─── Excerpted records ───

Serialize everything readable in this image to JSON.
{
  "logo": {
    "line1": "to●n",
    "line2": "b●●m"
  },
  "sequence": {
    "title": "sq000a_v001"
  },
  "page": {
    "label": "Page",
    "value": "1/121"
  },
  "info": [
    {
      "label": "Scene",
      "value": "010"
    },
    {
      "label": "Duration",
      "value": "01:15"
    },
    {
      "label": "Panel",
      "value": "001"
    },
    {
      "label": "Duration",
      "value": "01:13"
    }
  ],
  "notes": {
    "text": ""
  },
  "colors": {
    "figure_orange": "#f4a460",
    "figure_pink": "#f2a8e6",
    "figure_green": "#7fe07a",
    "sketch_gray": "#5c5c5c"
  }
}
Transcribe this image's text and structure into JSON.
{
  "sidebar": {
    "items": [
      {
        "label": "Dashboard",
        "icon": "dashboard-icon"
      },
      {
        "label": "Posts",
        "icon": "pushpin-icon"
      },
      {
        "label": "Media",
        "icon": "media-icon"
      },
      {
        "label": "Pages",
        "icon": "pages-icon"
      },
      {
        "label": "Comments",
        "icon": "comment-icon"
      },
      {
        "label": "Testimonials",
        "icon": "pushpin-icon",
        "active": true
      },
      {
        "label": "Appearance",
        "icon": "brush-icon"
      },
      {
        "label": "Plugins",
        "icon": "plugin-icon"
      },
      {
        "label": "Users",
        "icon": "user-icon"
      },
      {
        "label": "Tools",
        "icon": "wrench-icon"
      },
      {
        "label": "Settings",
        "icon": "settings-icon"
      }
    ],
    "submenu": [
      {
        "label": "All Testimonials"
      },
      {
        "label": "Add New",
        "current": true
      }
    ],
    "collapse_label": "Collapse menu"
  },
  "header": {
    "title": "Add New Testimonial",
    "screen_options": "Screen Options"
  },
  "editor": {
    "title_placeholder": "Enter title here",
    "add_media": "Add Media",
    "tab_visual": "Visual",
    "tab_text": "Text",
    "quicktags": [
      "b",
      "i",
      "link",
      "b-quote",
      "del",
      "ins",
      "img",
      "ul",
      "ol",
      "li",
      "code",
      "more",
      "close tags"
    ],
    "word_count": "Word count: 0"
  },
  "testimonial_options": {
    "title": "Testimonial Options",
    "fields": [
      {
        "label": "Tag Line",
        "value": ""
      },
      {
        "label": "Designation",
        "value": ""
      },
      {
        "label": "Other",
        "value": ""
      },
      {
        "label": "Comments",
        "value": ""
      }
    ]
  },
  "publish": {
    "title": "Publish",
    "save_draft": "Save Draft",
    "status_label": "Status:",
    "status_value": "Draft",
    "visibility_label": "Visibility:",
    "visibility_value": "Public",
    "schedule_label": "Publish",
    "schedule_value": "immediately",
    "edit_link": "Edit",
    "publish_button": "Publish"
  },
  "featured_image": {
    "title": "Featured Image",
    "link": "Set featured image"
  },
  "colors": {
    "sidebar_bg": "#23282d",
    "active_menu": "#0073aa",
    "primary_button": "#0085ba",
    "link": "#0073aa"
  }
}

───

Given request - Report each line in the preceding entries that holds the string "icon".

Output of the task -
        "icon": "dashboard-icon"
        "icon": "pushpin-icon"
        "icon": "media-icon"
        "icon": "pages-icon"
        "icon": "comment-icon"
        "icon": "pushpin-icon",
        "icon": "brush-icon"
        "icon": "plugin-icon"
        "icon": "user-icon"
        "icon": "wrench-icon"
        "icon": "settings-icon"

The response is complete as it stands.